*Instructions for the task:* Set down precisely the lines from the line with "Extract the structured" through the end of the material, inclusive, and no pictures.

--

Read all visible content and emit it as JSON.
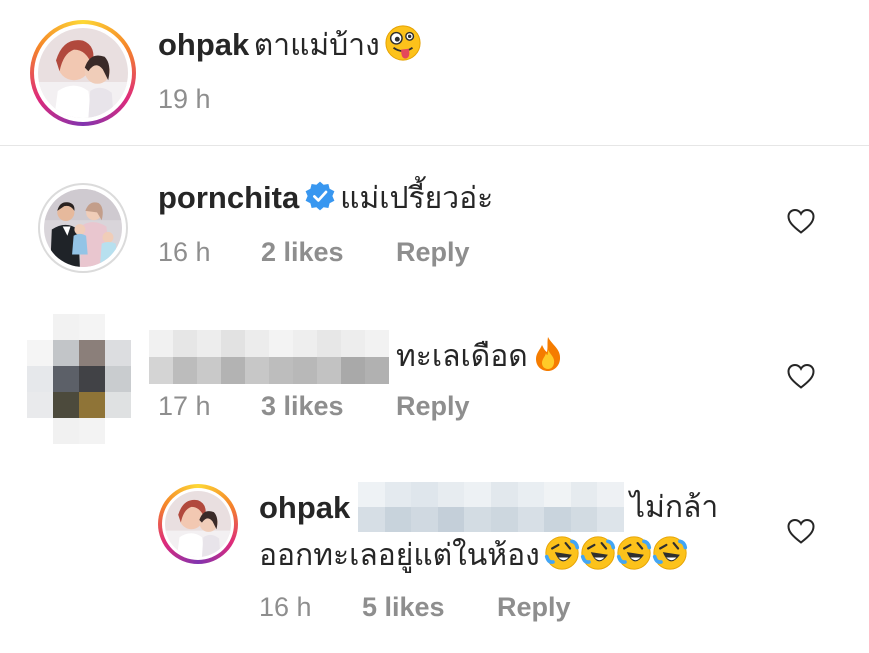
{
  "comments": [
    {
      "username": "ohpak",
      "text": "ตาแม่บ้าง",
      "emoji": "zany-face",
      "time": "19 h"
    },
    {
      "username": "pornchita",
      "verified": true,
      "text": "แม่เปรี้ยวอ่ะ",
      "time": "16 h",
      "likes": "2 likes",
      "reply": "Reply"
    },
    {
      "username_obscured": true,
      "text": "ทะเลเดือด",
      "emoji": "fire",
      "time": "17 h",
      "likes": "3 likes",
      "reply": "Reply"
    },
    {
      "username": "ohpak",
      "mention_obscured": true,
      "text_line1": "ไม่กล้า",
      "text_line2": "ออกทะเลอยู่แต่ในห้อง",
      "emoji": "rolling-on-floor-laughing",
      "emoji_count": 4,
      "time": "16 h",
      "likes": "5 likes",
      "reply": "Reply"
    }
  ],
  "colors": {
    "text": "#262626",
    "meta": "#8e8e8e",
    "verified": "#3897f0",
    "divider": "#e6e6e6"
  }
}
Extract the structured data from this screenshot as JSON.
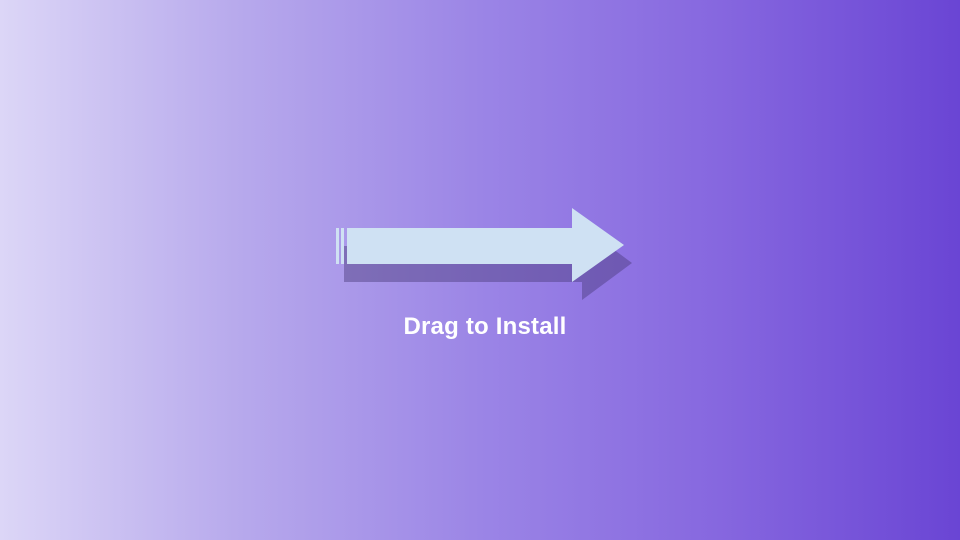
{
  "installer": {
    "instruction_label": "Drag to Install",
    "arrow_icon": "right-arrow-icon"
  },
  "colors": {
    "gradient_start": "#dcd6f7",
    "gradient_end": "#6a45d4",
    "arrow_fill": "#cfe1f3",
    "arrow_shadow": "#4a3a7a",
    "label_color": "#ffffff"
  }
}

--

*Correct response:*
Extract the structured data from this screenshot as JSON.
{
  "installer": {
    "instruction_label": "Drag to Install",
    "arrow_icon": "right-arrow-icon"
  },
  "colors": {
    "gradient_start": "#dcd6f7",
    "gradient_end": "#6a45d4",
    "arrow_fill": "#cfe1f3",
    "arrow_shadow": "#4a3a7a",
    "label_color": "#ffffff"
  }
}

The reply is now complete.